Dataset rows about figures
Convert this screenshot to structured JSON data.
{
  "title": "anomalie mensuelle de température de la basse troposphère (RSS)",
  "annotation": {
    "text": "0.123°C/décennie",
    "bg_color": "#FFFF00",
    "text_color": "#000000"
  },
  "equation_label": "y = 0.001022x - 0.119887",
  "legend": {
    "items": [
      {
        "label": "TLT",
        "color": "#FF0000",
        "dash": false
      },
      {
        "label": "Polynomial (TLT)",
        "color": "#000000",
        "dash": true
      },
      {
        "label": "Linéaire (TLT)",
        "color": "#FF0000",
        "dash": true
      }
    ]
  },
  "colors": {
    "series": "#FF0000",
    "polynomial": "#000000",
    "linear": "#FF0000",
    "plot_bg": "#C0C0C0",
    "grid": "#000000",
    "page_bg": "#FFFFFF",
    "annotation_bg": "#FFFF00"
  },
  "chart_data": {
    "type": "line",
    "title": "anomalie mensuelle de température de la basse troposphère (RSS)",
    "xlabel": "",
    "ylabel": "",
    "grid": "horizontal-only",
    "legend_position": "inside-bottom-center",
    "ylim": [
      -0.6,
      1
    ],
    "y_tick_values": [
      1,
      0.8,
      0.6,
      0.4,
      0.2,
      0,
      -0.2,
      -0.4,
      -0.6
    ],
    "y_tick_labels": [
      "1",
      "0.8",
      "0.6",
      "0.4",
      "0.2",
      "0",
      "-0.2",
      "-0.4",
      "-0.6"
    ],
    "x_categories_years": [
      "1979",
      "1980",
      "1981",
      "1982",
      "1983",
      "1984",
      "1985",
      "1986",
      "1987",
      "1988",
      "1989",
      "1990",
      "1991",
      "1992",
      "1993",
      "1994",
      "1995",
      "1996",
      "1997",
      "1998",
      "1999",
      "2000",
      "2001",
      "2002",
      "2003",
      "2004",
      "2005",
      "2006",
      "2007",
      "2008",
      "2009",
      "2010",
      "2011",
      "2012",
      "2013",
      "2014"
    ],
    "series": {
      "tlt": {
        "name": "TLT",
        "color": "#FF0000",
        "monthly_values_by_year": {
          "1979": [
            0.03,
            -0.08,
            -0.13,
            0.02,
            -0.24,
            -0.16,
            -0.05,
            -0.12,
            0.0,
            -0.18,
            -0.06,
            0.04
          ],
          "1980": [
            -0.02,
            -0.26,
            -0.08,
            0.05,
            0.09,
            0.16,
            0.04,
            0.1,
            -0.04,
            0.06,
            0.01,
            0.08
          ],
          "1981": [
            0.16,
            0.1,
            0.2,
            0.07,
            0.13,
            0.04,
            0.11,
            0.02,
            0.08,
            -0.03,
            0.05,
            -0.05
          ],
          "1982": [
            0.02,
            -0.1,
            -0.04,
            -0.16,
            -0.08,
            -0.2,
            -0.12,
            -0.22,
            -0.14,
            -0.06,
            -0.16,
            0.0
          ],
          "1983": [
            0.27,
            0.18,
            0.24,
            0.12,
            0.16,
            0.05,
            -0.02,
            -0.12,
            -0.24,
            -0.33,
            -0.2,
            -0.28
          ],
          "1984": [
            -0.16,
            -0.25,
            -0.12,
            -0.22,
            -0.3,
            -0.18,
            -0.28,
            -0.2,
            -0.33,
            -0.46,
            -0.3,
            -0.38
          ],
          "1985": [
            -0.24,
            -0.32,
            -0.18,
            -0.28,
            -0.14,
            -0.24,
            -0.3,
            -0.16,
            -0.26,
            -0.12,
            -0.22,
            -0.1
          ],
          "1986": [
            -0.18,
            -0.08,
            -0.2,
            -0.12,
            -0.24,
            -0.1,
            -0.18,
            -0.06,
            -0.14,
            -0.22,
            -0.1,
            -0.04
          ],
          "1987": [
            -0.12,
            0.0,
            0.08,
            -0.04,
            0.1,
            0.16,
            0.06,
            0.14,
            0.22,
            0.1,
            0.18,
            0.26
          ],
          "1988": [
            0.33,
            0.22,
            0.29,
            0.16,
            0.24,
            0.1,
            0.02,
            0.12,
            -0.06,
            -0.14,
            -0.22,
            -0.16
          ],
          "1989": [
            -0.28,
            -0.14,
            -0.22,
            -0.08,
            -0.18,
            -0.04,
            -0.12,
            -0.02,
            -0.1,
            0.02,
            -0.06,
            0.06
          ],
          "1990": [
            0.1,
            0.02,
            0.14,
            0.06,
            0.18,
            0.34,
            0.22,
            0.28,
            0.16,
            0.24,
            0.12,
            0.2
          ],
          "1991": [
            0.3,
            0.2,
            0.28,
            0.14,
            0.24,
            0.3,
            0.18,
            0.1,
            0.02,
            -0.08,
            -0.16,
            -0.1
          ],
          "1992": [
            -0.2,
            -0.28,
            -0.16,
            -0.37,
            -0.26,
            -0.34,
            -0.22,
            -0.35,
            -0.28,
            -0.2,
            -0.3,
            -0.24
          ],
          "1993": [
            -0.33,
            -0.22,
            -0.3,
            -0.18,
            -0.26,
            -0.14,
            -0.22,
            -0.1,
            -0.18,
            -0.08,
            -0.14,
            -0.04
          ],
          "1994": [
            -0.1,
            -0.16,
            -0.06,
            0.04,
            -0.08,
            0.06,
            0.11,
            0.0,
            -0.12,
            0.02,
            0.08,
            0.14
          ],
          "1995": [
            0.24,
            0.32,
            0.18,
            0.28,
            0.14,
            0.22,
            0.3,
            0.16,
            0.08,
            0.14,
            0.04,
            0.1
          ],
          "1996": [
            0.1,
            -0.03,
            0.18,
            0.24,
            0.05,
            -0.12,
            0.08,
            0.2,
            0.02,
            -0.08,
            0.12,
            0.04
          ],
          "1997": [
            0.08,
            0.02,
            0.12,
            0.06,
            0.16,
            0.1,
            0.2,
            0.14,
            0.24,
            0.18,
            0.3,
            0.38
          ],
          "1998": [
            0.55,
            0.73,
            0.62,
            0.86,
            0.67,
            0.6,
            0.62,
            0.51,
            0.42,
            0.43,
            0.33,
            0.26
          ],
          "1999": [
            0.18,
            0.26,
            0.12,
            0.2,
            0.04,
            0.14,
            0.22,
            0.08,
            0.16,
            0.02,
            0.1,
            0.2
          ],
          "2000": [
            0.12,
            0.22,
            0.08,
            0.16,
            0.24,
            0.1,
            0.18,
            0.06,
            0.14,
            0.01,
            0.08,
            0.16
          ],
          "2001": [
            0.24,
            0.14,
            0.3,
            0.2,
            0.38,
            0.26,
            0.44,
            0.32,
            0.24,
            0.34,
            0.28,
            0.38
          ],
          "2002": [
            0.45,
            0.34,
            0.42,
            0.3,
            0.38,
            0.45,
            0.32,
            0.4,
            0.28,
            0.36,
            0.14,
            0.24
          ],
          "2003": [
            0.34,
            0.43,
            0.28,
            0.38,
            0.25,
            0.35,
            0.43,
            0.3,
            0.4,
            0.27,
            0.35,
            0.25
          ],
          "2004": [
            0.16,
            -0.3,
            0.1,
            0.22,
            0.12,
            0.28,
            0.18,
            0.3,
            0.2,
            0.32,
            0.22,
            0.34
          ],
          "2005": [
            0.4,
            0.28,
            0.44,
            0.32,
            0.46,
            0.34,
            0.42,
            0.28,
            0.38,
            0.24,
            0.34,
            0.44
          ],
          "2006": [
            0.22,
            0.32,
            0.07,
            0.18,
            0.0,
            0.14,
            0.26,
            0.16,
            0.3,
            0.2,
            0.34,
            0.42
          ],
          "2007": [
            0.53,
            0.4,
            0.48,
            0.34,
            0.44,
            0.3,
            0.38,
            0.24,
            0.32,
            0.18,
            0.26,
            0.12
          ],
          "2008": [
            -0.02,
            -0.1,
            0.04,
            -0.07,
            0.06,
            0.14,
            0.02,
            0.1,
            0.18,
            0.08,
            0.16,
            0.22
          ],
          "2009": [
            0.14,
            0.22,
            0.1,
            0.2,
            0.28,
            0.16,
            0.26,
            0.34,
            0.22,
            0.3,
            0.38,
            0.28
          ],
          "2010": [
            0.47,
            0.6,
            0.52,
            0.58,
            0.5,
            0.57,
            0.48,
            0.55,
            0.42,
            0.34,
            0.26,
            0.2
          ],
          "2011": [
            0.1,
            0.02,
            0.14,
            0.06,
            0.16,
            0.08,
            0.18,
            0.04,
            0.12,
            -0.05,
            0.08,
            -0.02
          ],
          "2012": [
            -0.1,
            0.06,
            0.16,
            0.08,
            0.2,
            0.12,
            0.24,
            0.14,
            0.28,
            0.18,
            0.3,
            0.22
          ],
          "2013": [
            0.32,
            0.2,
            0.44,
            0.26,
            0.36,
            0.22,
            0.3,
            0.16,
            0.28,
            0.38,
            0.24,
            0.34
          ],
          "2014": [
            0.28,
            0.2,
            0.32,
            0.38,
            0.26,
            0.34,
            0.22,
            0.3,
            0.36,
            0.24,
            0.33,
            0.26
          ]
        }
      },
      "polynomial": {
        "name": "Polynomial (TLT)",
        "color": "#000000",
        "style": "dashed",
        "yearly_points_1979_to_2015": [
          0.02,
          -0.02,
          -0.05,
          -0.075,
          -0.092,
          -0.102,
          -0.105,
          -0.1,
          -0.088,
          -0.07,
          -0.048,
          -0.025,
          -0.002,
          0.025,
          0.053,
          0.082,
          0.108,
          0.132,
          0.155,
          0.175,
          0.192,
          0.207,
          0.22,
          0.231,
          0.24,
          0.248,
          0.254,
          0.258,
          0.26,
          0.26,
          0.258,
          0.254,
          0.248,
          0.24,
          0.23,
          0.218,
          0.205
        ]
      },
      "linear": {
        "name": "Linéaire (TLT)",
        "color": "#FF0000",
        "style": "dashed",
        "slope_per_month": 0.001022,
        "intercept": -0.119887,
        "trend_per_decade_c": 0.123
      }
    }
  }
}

→ **GOAL**
Where a line holds the string "troposphère", copy that line.

→ **OUTPUT FOR THIS EXERCISE**
  "title": "anomalie mensuelle de température de la basse troposphère (RSS)",
    "title": "anomalie mensuelle de température de la basse troposphère (RSS)",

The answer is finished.